▸ **DO THIS**
Lines holding the string "Default" are the ones to copy; find them all in the data.

▸ **MATERIAL SHOWN**
⁂

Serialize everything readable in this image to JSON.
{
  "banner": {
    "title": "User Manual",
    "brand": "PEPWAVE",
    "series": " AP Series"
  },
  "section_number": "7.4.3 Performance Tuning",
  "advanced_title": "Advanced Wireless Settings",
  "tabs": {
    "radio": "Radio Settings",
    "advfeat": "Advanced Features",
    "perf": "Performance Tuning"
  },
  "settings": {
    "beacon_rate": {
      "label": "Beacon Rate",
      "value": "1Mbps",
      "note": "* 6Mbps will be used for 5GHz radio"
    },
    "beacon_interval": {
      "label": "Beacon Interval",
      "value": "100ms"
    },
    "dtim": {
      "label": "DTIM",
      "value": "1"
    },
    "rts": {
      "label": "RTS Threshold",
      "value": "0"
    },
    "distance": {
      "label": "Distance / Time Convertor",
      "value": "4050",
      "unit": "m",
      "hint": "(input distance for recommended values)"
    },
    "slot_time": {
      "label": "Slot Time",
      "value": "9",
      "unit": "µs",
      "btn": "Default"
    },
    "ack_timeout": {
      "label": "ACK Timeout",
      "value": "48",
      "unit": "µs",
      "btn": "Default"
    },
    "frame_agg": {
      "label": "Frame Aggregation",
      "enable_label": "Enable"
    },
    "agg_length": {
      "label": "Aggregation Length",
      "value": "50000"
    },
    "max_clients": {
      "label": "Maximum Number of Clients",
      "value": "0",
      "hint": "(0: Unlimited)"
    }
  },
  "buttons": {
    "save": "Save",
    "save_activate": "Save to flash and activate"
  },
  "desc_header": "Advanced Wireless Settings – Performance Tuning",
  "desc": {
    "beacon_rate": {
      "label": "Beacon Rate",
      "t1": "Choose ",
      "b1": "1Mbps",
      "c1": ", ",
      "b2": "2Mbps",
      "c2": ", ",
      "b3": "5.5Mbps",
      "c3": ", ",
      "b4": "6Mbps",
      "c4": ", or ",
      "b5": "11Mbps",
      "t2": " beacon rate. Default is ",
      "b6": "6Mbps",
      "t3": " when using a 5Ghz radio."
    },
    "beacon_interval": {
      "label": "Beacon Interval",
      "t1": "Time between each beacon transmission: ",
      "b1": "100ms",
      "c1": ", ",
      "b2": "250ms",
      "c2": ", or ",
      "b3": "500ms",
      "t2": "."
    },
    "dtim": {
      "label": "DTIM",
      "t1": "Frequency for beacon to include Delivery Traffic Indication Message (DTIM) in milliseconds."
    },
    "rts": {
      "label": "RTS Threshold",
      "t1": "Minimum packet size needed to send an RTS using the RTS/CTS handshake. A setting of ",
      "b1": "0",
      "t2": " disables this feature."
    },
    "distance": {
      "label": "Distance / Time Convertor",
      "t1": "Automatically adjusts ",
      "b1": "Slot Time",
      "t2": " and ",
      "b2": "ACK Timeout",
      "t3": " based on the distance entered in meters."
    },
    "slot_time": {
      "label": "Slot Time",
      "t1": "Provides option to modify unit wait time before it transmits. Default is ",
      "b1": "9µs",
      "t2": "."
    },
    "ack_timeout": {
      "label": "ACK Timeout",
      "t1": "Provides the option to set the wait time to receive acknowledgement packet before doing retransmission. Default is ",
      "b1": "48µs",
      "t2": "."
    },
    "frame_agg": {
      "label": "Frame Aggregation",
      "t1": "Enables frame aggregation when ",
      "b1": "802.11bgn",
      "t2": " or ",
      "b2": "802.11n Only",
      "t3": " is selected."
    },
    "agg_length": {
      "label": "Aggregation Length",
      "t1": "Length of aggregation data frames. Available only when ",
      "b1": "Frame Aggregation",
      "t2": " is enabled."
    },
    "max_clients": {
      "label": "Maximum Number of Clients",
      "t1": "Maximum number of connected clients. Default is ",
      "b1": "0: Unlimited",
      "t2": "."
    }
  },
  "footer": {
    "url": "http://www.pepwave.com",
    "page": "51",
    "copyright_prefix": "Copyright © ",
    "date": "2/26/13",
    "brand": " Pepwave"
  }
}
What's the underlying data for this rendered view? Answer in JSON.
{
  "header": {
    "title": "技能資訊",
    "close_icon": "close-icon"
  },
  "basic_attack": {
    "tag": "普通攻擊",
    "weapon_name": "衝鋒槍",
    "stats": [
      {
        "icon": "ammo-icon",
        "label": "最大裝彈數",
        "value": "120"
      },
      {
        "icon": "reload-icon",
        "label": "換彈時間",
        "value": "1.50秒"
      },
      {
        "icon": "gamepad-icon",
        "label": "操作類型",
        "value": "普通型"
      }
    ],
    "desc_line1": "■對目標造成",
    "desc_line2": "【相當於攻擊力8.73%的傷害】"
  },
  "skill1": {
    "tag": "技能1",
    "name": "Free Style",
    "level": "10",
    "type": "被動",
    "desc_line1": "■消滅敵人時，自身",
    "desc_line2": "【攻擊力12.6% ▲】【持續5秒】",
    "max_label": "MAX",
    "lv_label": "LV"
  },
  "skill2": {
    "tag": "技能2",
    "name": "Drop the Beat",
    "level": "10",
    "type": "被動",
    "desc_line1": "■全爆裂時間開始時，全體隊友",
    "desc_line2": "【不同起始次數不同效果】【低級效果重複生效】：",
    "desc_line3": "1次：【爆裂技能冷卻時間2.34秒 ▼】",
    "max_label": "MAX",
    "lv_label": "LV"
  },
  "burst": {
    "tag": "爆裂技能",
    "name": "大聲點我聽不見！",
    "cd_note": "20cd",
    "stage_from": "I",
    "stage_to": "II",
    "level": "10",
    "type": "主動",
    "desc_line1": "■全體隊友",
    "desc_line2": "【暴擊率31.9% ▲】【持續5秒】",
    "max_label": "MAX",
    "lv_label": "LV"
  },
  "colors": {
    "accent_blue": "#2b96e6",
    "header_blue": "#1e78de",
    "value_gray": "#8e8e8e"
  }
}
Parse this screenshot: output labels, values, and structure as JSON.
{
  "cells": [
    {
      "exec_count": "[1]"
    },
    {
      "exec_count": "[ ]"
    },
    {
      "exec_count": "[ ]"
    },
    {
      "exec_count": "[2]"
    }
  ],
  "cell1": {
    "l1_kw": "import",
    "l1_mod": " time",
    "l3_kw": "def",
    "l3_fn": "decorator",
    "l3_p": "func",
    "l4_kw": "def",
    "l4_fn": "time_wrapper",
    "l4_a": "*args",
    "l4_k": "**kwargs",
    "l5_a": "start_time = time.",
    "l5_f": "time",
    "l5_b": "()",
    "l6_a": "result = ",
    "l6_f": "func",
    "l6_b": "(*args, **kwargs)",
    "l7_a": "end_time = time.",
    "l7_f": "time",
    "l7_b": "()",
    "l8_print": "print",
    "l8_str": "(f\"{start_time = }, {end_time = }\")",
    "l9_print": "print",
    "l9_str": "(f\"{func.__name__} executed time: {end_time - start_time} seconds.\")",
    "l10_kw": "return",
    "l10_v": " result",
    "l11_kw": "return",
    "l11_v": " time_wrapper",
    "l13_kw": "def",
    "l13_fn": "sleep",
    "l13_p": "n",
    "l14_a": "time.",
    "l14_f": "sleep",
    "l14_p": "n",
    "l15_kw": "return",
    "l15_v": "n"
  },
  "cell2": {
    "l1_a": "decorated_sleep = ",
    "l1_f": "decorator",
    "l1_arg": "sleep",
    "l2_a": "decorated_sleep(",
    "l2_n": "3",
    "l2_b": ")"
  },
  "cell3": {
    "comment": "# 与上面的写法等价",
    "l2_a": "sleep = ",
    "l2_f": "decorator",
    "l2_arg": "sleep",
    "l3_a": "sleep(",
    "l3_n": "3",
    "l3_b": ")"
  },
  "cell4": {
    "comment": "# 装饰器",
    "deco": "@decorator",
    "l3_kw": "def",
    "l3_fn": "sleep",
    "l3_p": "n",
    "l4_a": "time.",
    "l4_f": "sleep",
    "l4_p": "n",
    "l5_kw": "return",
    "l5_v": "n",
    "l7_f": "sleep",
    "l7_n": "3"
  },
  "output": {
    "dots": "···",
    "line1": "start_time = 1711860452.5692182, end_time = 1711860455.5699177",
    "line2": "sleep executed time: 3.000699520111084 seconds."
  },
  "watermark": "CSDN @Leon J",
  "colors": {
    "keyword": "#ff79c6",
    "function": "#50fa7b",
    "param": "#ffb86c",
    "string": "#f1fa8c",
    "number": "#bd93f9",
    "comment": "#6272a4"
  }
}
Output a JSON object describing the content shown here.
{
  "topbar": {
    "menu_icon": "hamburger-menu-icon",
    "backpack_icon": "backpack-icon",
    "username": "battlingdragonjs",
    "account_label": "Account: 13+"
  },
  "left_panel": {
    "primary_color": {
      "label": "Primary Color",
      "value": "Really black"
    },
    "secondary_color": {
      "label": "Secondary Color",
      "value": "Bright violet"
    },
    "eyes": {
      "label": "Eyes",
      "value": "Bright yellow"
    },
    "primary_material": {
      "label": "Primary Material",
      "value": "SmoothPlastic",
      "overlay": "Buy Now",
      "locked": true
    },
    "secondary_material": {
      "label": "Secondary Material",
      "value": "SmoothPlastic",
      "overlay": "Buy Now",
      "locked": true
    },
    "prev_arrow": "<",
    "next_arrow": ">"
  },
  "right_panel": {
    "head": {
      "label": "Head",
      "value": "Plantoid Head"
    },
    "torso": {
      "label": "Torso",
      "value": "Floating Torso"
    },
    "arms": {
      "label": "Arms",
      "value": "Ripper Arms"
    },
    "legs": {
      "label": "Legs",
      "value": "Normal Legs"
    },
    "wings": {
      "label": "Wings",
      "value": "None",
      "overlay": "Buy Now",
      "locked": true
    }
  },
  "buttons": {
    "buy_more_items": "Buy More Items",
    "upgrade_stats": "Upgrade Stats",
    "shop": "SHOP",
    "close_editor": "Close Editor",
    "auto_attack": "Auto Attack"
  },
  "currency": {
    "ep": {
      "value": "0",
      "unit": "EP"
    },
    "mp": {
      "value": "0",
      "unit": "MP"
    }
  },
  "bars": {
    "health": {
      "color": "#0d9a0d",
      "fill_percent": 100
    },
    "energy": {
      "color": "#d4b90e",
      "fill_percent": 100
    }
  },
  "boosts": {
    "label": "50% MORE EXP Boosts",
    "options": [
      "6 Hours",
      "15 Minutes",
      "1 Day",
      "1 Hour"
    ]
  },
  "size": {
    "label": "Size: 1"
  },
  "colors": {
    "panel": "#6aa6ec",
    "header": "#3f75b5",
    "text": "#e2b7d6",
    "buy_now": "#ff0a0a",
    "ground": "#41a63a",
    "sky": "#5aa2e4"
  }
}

⁂

▸ **ANSWER TO THE EXERCISE**
      "btn": "Default"
      "btn": "Default"
      "t2": " beacon rate. Default is ",
      "t1": "Provides option to modify unit wait time before it transmits. Default is ",
      "t1": "Provides the option to set the wait time to receive acknowledgement packet before doing retransmission. Default is ",
      "t1": "Maximum number of connected clients. Default is ",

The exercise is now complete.